**DOCUMENT SECTION**
When you hit 65, by all accounts you should just be dead. It’s the way it used to be. It’s the way humanity began. But back then, living in caves, eating raw dinosaurs, you’d probably only make 38. Not that anyone could actually count that high ‘back in the day’. Biblically it became ‘four score and ten’, raising life expectations to 70. Unless you got crucified. Eaten by a whale. Floated down the river as a baby. Or slain by Babylonians.
But now at 65 you’re barely entering middle-age. It’s a fact. Because in the old days they held old people together with blu-tack and sellotape and performed medicine with a carpenter’s tool box. And nowadays its a bit more slick. And efficient. All ‘key-hole’ and genetic re-modelling.
I had a blood test. To check my thyroxin levels. Which were absolutely fine. But…
But. There were 47 other things wrong with me, according to my blood. Mainly, my cholesterol level was… the same as it was last year! And the year before! And for over a decade before that!!! The same. Holy fuck, is that serious? It hasn’t changed. Ah, but you have, because you’re now 65, thus the algorithms change and your risk changes, therefore you’re going on statins. Ok, I can do another pill.

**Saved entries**
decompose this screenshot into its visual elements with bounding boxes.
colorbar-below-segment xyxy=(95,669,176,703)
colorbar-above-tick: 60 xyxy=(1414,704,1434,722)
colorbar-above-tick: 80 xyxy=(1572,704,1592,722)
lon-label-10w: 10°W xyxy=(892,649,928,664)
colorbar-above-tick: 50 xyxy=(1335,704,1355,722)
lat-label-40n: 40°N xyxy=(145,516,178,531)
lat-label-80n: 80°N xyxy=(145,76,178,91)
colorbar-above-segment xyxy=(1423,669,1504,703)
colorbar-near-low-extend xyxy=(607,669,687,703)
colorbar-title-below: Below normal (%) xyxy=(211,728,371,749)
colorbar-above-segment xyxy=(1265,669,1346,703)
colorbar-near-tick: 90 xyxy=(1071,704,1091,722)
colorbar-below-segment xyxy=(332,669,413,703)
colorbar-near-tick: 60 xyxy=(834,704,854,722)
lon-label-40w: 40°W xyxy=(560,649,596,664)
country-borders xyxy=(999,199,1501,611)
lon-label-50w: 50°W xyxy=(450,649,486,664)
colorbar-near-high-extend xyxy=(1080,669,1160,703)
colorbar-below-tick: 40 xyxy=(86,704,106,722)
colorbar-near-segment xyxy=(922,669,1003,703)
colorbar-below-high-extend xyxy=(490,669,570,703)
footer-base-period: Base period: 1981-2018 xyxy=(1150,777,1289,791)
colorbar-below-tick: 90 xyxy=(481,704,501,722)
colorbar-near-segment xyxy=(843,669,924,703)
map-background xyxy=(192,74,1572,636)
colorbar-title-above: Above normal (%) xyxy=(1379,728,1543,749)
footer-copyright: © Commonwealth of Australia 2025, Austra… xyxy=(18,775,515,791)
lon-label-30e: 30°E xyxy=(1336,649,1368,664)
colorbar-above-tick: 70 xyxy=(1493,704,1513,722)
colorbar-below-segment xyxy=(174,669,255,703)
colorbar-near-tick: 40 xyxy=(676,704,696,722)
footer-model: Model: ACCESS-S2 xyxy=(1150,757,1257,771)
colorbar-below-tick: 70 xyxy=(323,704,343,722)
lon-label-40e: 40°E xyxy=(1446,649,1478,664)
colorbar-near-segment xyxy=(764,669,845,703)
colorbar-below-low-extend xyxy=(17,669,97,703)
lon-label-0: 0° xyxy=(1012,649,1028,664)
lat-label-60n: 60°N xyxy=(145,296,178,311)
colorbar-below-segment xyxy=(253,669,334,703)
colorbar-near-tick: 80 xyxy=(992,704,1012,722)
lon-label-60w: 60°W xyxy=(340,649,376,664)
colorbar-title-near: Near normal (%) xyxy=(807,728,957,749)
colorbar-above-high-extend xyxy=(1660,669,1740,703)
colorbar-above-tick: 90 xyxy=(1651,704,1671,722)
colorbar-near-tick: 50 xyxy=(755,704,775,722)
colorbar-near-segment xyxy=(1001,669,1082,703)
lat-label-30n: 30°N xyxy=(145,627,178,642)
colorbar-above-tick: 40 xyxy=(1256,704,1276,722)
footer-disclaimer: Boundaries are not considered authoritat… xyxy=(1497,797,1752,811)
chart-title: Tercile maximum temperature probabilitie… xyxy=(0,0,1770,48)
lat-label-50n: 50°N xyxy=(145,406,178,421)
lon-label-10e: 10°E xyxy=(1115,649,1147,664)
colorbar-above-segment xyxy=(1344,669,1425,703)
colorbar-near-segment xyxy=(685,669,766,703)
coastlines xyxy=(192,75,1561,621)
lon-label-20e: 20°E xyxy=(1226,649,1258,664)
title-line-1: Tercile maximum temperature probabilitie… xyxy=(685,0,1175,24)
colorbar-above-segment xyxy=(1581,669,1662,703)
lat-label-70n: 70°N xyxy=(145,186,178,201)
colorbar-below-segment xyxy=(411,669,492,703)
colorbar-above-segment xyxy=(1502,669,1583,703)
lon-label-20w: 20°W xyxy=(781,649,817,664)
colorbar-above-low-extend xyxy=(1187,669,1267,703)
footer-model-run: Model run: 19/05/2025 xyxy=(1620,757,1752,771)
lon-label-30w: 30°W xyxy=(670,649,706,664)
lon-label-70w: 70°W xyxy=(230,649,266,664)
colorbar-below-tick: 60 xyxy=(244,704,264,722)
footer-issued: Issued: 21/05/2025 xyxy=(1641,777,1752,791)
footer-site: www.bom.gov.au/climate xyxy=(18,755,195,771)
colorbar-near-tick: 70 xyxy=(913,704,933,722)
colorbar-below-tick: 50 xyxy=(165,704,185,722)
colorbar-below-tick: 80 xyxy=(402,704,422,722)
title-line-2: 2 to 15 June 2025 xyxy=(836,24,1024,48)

**THINGS TO DO**
a - In the essay about turning 65, what was the blood test meant to check?
b - Carry on the essay about turning 65, picking up right after its final sentence.
These saved entries were drawn from a separate source.

**LIST OF ANSWERS**
a - Thyroxin levels.

b -
But your PSA is raised! Oh. That’s the ‘marker’ for prostate problems. And for ‘problems’ read ‘cancer’. Yet not quite because there is no easy way to test or scan for prostate cancer, otherwise the number one killer of men would have us all undergoing it every year. PSAs are like Spurs buying a new player. It may be a massively great thing, but probably not. But if your PSA is high, they have ‘protocols’. Testing. Don’t ask. And that’s the least of it. Scans, bladder tests, more blood tests. Over the last 3 months I’ve pissed more into little plastic pots than into toilets. And finally, having a ‘biopsy’ of my prostate. And I don’t have cancer. I do have ‘atypical cells’, which are (apparently) different from ‘abnormal cells’, but I can live with that. I hope.
So now I’ve got that shit out of the way, I can have my new shoulder. It’s waiting for me, they’re polishing the titanium right now and I asked them just to copy Roger Federer’s.
Having spent the first 65 years never going to hospital, I’m now thinking of moving in permanently to save on fares.